## Exercise description
Reproduce every line of the listing as written, apart from the pictures.

## Working data
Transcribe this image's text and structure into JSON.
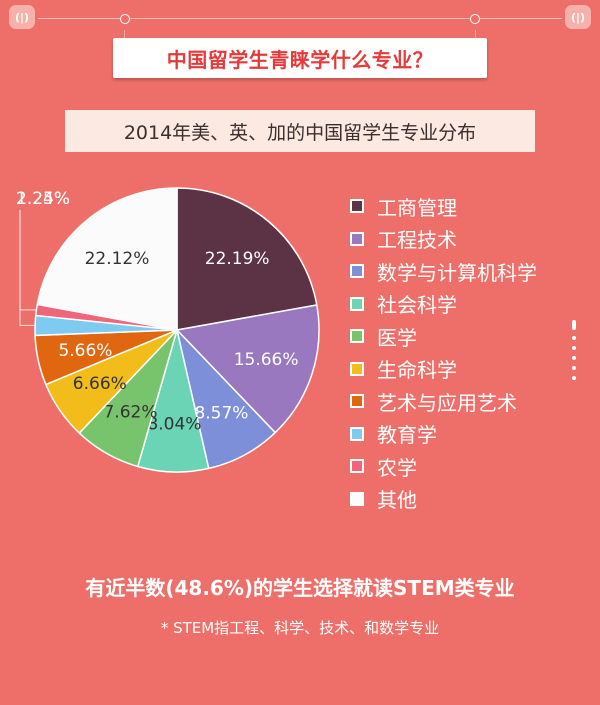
{
  "header": {
    "badge_left": "(|)",
    "badge_right": "(|)",
    "headline": "中国留学生青睐学什么专业？"
  },
  "colors": {
    "background": "#ee6f69",
    "headline_text": "#e6393a"
  },
  "chart_data": {
    "type": "pie",
    "title": "2014年美、英、加的中国留学生专业分布",
    "slices": [
      {
        "label": "工商管理",
        "value": 22.19,
        "display": "22.19%",
        "color": "#5c3245"
      },
      {
        "label": "工程技术",
        "value": 15.66,
        "display": "15.66%",
        "color": "#9a78c0"
      },
      {
        "label": "数学与计算机科学",
        "value": 8.57,
        "display": "8.57%",
        "color": "#7c8fd8"
      },
      {
        "label": "社会科学",
        "value": 8.04,
        "display": "8.04%",
        "color": "#6ad4b4"
      },
      {
        "label": "医学",
        "value": 7.62,
        "display": "7.62%",
        "color": "#78c46c"
      },
      {
        "label": "生命科学",
        "value": 6.66,
        "display": "6.66%",
        "color": "#f2bc1a"
      },
      {
        "label": "艺术与应用艺术",
        "value": 5.66,
        "display": "5.66%",
        "color": "#e0670f"
      },
      {
        "label": "教育学",
        "value": 2.24,
        "display": "2.24%",
        "color": "#7fcaf0"
      },
      {
        "label": "农学",
        "value": 1.25,
        "display": "1.25%",
        "color": "#f0657a"
      },
      {
        "label": "其他",
        "value": 22.12,
        "display": "22.12%",
        "color": "#fbfbfb"
      }
    ]
  },
  "footer": {
    "summary": "有近半数(48.6%)的学生选择就读STEM类专业",
    "note": "* STEM指工程、科学、技术、和数学专业"
  }
}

## Task solution
Transcribe this image's text and structure into JSON.
{
  "header": {
    "badge_left": "(|)",
    "badge_right": "(|)",
    "headline": "中国留学生青睐学什么专业？"
  },
  "colors": {
    "background": "#ee6f69",
    "headline_text": "#e6393a"
  },
  "chart_data": {
    "type": "pie",
    "title": "2014年美、英、加的中国留学生专业分布",
    "slices": [
      {
        "label": "工商管理",
        "value": 22.19,
        "display": "22.19%",
        "color": "#5c3245"
      },
      {
        "label": "工程技术",
        "value": 15.66,
        "display": "15.66%",
        "color": "#9a78c0"
      },
      {
        "label": "数学与计算机科学",
        "value": 8.57,
        "display": "8.57%",
        "color": "#7c8fd8"
      },
      {
        "label": "社会科学",
        "value": 8.04,
        "display": "8.04%",
        "color": "#6ad4b4"
      },
      {
        "label": "医学",
        "value": 7.62,
        "display": "7.62%",
        "color": "#78c46c"
      },
      {
        "label": "生命科学",
        "value": 6.66,
        "display": "6.66%",
        "color": "#f2bc1a"
      },
      {
        "label": "艺术与应用艺术",
        "value": 5.66,
        "display": "5.66%",
        "color": "#e0670f"
      },
      {
        "label": "教育学",
        "value": 2.24,
        "display": "2.24%",
        "color": "#7fcaf0"
      },
      {
        "label": "农学",
        "value": 1.25,
        "display": "1.25%",
        "color": "#f0657a"
      },
      {
        "label": "其他",
        "value": 22.12,
        "display": "22.12%",
        "color": "#fbfbfb"
      }
    ]
  },
  "footer": {
    "summary": "有近半数(48.6%)的学生选择就读STEM类专业",
    "note": "* STEM指工程、科学、技术、和数学专业"
  }
}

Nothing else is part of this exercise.